**SOURCE:**
Very cute kids.  Congratulations.


----------



## PattySh (Jun 5, 2011)

Thanks, "The Girls" are traveling with us the last few days in a soft dog carrier as we have been on the road a bit. They were a big hit tonight at my Aunt Eva's 90th birthday party. They are drinking more and growing, I will weigh them tomorrow.


----------



## chubbydog811 (Jun 6, 2011)

helmstead said:
			
		

> nurturingnaturally said:
> 
> 
> 
> ...


To add to this - it depends on the goat too...My first 4 kids this year were very large at birth. They also started eating grain/hay by 1 week old (not that it was doing much, but you probably get my point) I had them all at 2 times a day feeding by the time they were 1 week old, and weaned them right at 2 months old - they are still very large kids, and growing just fine.

**PROVIDED DATA:**
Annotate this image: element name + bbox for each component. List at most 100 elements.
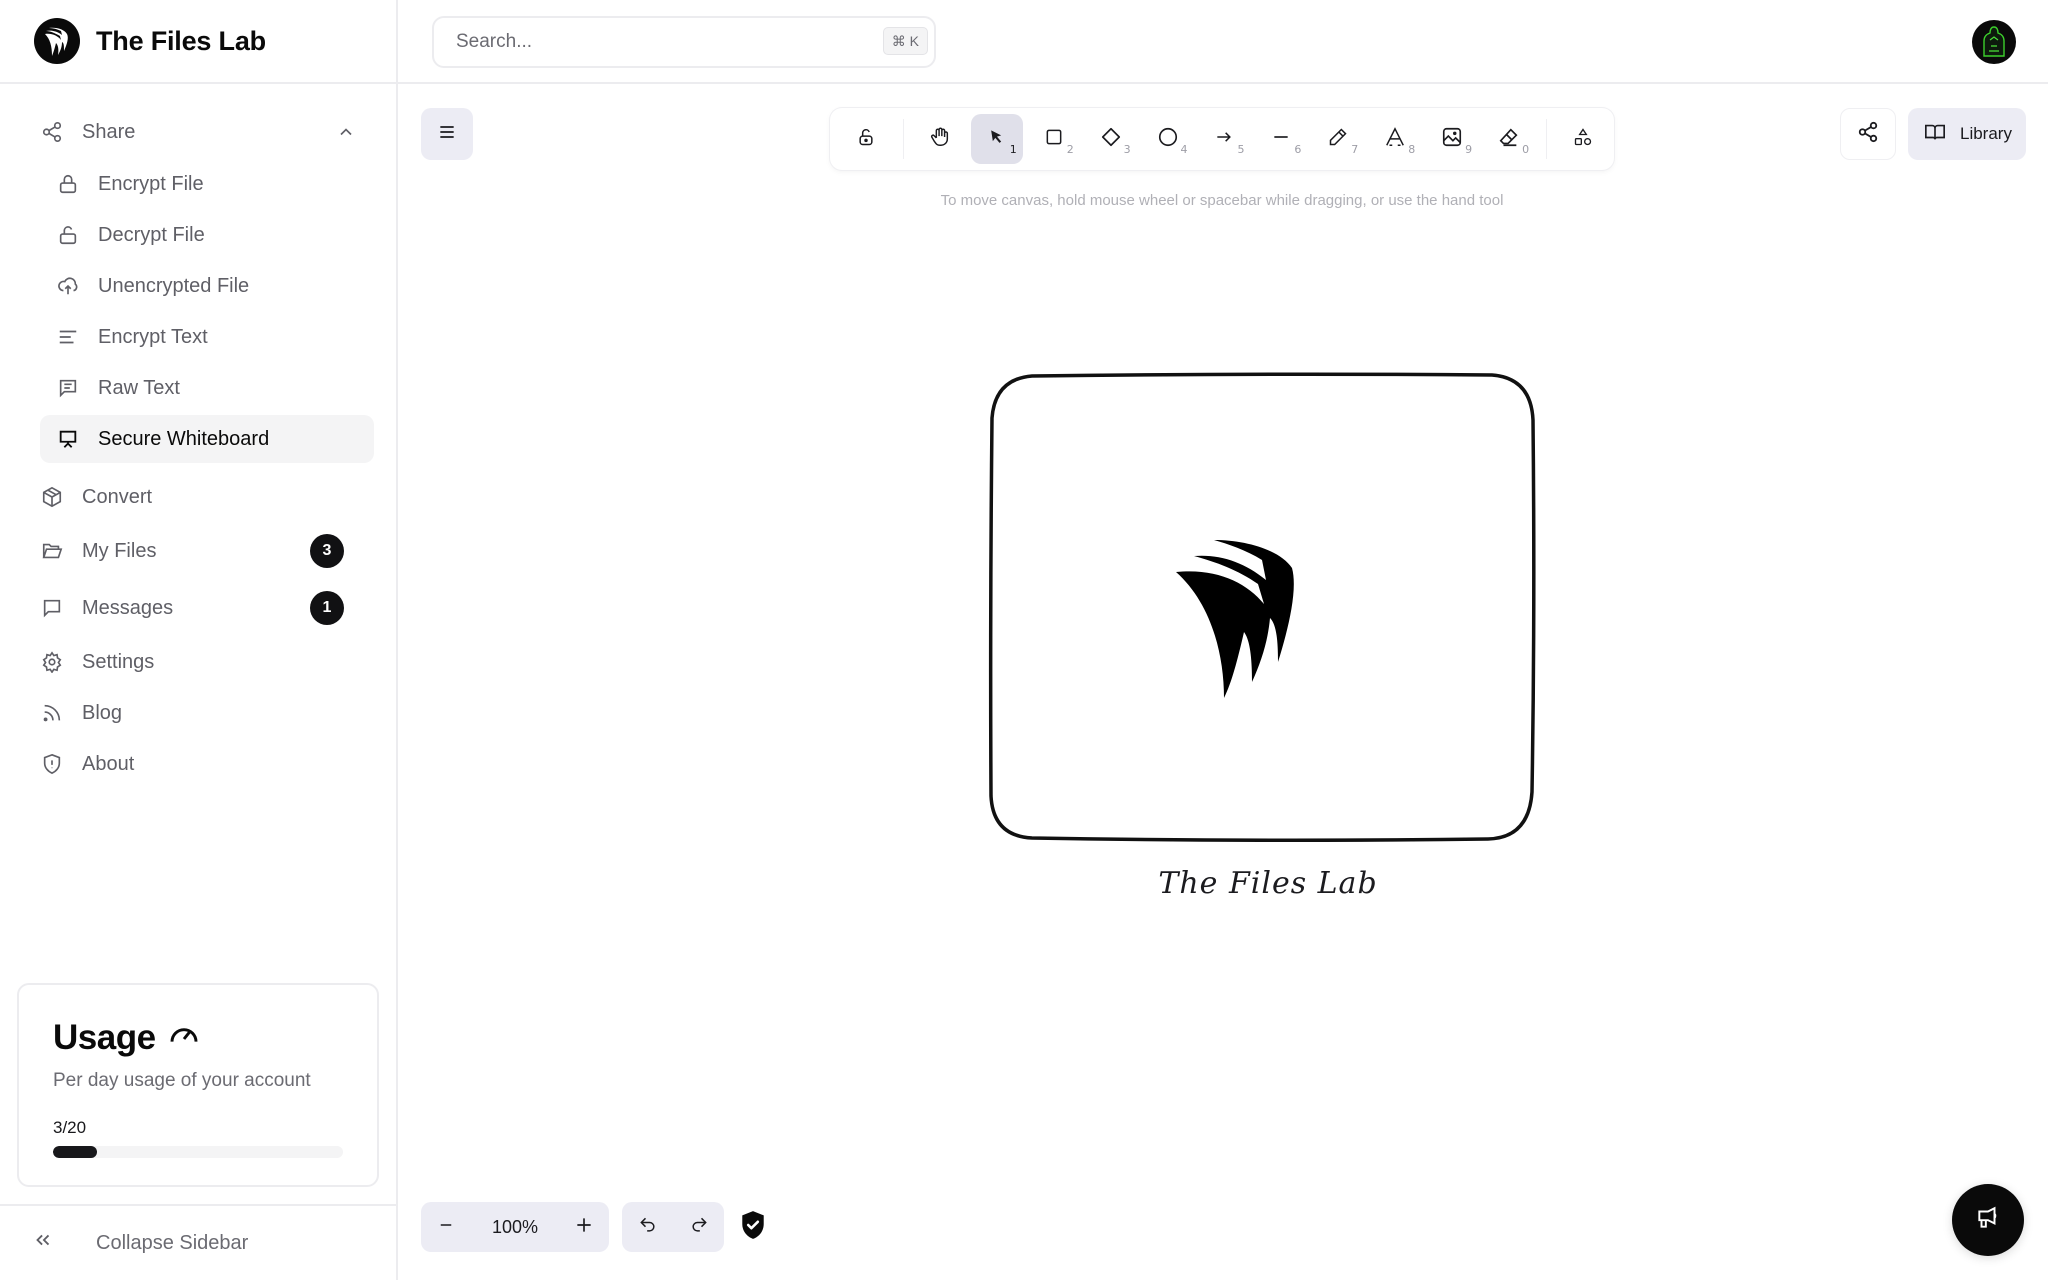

**OBJECTIVES:**
a – In the forum thread, at what event were "The Girls" a big hit?
b – Retype the part of the forum thread that opens with the words containing "To add to this" and closes with "growing just fine.".
c – List every username that appears in the forum thread.
Work only from the forum thread.

**RESPONSES IN ORDER:**
a – Aunt Eva's 90th birthday party

b –
To add to this - it depends on the goat too...My first 4 kids this year were very large at birth. They also started eating grain/hay by 1 week old (not that it was doing much, but you probably get my point) I had them all at 2 times a day feeding by the time they were 1 week old, and weaned them right at 2 months old - they are still very large kids, and growing just fine.

c – PattySh, chubbydog811, helmstead, nurturingnaturally